-- Job --
Copy out the rows from the line with "piti-word: rincipal: [95, 690, 147, 707]" up to and including the line with "92, 657, 102]", changing nothing.

-- Record set --
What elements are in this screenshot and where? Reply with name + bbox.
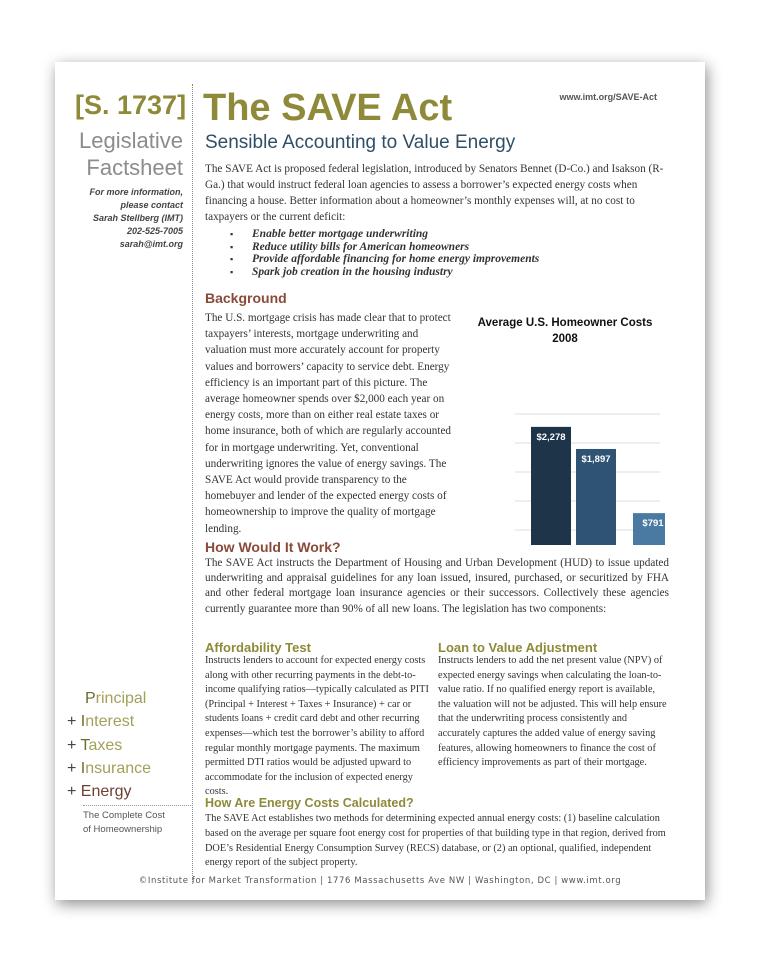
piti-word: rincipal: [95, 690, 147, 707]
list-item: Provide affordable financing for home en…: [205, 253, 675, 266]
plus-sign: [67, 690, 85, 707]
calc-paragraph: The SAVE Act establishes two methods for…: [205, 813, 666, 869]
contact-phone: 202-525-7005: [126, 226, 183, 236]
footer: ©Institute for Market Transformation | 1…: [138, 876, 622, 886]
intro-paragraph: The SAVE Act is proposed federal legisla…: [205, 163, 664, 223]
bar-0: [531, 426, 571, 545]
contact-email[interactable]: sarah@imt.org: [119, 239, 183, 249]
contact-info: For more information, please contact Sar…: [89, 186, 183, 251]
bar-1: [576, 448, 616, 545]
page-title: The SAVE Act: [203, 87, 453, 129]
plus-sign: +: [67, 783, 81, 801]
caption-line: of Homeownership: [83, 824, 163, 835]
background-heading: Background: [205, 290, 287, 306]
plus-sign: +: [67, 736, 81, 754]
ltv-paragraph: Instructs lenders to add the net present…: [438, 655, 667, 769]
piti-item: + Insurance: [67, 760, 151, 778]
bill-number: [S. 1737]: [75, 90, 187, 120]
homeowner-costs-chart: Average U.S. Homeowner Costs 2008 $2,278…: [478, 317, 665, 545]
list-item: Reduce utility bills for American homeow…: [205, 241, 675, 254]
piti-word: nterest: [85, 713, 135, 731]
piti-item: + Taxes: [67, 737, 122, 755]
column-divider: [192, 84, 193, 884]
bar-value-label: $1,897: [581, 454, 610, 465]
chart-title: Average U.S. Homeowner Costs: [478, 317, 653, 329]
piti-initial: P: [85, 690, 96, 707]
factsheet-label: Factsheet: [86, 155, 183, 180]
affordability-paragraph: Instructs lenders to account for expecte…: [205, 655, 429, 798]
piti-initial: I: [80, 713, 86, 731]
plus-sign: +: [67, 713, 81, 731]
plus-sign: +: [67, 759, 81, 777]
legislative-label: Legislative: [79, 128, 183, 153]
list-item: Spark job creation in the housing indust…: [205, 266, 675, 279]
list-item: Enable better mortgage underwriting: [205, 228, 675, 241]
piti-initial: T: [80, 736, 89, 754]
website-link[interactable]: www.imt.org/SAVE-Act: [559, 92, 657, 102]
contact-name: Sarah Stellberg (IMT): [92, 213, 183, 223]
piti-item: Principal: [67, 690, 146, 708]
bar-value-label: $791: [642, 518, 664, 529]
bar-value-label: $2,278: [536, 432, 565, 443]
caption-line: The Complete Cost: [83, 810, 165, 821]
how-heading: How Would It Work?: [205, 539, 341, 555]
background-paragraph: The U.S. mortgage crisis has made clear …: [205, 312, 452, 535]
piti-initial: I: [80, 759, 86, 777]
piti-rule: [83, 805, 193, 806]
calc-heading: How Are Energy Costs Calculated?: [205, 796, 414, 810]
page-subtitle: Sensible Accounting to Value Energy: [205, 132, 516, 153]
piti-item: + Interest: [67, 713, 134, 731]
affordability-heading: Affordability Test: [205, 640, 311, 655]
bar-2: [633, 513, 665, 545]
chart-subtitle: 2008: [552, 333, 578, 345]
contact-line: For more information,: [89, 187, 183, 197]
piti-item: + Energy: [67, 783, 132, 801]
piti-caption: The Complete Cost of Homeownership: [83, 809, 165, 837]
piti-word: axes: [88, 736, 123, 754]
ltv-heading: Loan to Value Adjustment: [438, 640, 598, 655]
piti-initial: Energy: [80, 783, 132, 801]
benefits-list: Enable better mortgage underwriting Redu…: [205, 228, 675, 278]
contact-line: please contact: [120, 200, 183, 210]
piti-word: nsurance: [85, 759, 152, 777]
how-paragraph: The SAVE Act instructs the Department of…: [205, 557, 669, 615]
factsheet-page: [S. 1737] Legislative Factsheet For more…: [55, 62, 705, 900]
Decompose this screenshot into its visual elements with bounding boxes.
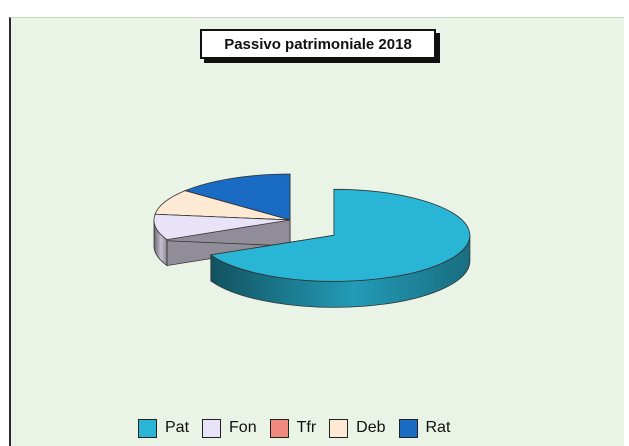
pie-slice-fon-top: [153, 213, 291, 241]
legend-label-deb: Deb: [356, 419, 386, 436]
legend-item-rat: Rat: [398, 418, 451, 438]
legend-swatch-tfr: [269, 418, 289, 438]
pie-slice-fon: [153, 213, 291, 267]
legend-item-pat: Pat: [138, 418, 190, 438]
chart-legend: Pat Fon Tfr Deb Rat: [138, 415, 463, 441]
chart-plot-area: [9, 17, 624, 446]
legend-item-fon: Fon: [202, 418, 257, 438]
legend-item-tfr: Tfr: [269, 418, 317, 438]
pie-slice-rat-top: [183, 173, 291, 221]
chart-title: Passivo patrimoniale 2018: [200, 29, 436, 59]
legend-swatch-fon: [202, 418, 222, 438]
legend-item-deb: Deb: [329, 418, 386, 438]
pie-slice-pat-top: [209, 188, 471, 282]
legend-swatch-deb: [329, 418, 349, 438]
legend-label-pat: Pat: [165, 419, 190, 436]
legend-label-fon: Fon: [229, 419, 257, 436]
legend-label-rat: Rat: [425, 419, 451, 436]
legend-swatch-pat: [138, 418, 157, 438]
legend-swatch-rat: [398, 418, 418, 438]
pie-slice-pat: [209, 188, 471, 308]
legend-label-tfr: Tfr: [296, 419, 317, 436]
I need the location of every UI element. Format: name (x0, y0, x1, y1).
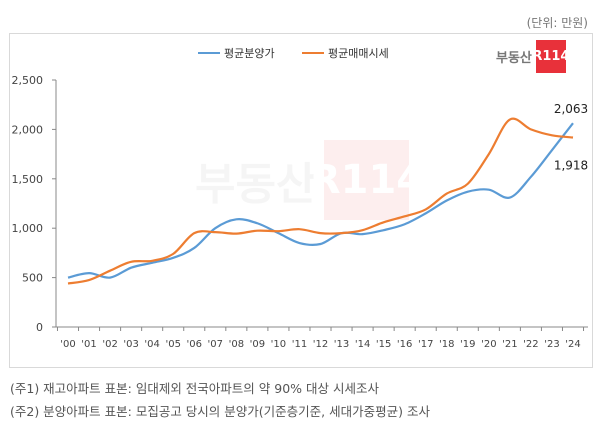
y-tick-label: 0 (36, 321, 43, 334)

-- Exercise result --
piti-word: rincipal: [95, 690, 147, 707]
list-item: Provide affordable financing for home en…: [205, 253, 675, 266]
plus-sign: [67, 690, 85, 707]
calc-paragraph: The SAVE Act establishes two methods for…: [205, 813, 666, 869]
contact-phone: 202-525-7005: [126, 226, 183, 236]
footer: ©Institute for Market Transformation | 1…: [138, 876, 622, 886]
intro-paragraph: The SAVE Act is proposed federal legisla…: [205, 163, 664, 223]
bar-0: [531, 426, 571, 545]
contact-email[interactable]: sarah@imt.org: [119, 239, 183, 249]
contact-info: For more information, please contact Sar…: [89, 186, 183, 251]
bar-1: [576, 448, 616, 545]
page-title: The SAVE Act: [203, 87, 453, 129]
plus-sign: +: [67, 783, 81, 801]
caption-line: of Homeownership: [83, 824, 163, 835]
background-heading: Background: [205, 290, 287, 306]
plus-sign: +: [67, 736, 81, 754]
ltv-paragraph: Instructs lenders to add the net present…: [438, 655, 667, 769]
piti-item: + Insurance: [67, 760, 151, 778]
bill-number: [S. 1737]: [75, 90, 187, 120]
homeowner-costs-chart: Average U.S. Homeowner Costs 2008 $2,278…: [478, 317, 665, 545]
list-item: Reduce utility bills for American homeow…: [205, 241, 675, 254]
piti-word: nterest: [85, 713, 135, 731]
piti-item: + Taxes: [67, 737, 122, 755]
column-divider: [192, 84, 193, 884]
bar-value-label: $1,897: [581, 454, 610, 465]
chart-title: Average U.S. Homeowner Costs: [478, 317, 653, 329]
piti-initial: P: [85, 690, 96, 707]
factsheet-label: Factsheet: [86, 155, 183, 180]
affordability-paragraph: Instructs lenders to account for expecte…: [205, 655, 429, 798]
piti-initial: I: [80, 713, 86, 731]
plus-sign: +: [67, 713, 81, 731]
plus-sign: +: [67, 759, 81, 777]
legislative-label: Legislative: [79, 128, 183, 153]
list-item: Spark job creation in the housing indust…: [205, 266, 675, 279]
list-item: Enable better mortgage underwriting: [205, 228, 675, 241]
piti-initial: T: [80, 736, 89, 754]
website-link[interactable]: www.imt.org/SAVE-Act: [559, 92, 657, 102]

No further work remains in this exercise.